EXCERPTED RECORDS –
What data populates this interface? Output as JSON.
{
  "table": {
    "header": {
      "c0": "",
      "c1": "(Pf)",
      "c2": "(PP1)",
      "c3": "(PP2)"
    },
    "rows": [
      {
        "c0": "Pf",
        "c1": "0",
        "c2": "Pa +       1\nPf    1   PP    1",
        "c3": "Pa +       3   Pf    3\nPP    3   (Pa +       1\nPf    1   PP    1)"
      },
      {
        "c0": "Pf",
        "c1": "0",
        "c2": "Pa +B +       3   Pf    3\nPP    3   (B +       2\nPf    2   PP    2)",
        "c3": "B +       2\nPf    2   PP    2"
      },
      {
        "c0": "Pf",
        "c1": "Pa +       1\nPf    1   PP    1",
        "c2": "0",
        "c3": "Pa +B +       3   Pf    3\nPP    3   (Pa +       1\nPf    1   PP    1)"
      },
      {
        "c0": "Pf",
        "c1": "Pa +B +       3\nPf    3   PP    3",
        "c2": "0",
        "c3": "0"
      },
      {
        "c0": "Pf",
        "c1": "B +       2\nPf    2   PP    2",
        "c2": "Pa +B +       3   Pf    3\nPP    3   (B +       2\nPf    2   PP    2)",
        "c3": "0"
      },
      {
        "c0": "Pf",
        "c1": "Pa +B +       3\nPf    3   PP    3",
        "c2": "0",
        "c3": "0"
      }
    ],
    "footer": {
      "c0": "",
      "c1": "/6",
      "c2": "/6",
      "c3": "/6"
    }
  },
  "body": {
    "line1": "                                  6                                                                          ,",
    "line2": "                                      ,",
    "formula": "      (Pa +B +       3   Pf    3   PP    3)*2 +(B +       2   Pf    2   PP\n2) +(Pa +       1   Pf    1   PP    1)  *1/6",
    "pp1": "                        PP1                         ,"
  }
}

WHAT YOU SHOULD DO – Copy every line of the records word for word.

RESPONSE –
What data populates this interface? Output as JSON.
{
  "table": {
    "header": {
      "c0": "",
      "c1": "(Pf)",
      "c2": "(PP1)",
      "c3": "(PP2)"
    },
    "rows": [
      {
        "c0": "Pf",
        "c1": "0",
        "c2": "Pa +       1\nPf    1   PP    1",
        "c3": "Pa +       3   Pf    3\nPP    3   (Pa +       1\nPf    1   PP    1)"
      },
      {
        "c0": "Pf",
        "c1": "0",
        "c2": "Pa +B +       3   Pf    3\nPP    3   (B +       2\nPf    2   PP    2)",
        "c3": "B +       2\nPf    2   PP    2"
      },
      {
        "c0": "Pf",
        "c1": "Pa +       1\nPf    1   PP    1",
        "c2": "0",
        "c3": "Pa +B +       3   Pf    3\nPP    3   (Pa +       1\nPf    1   PP    1)"
      },
      {
        "c0": "Pf",
        "c1": "Pa +B +       3\nPf    3   PP    3",
        "c2": "0",
        "c3": "0"
      },
      {
        "c0": "Pf",
        "c1": "B +       2\nPf    2   PP    2",
        "c2": "Pa +B +       3   Pf    3\nPP    3   (B +       2\nPf    2   PP    2)",
        "c3": "0"
      },
      {
        "c0": "Pf",
        "c1": "Pa +B +       3\nPf    3   PP    3",
        "c2": "0",
        "c3": "0"
      }
    ],
    "footer": {
      "c0": "",
      "c1": "/6",
      "c2": "/6",
      "c3": "/6"
    }
  },
  "body": {
    "line1": "                                  6                                                                          ,",
    "line2": "                                      ,",
    "formula": "      (Pa +B +       3   Pf    3   PP    3)*2 +(B +       2   Pf    2   PP\n2) +(Pa +       1   Pf    1   PP    1)  *1/6",
    "pp1": "                        PP1                         ,"
  }
}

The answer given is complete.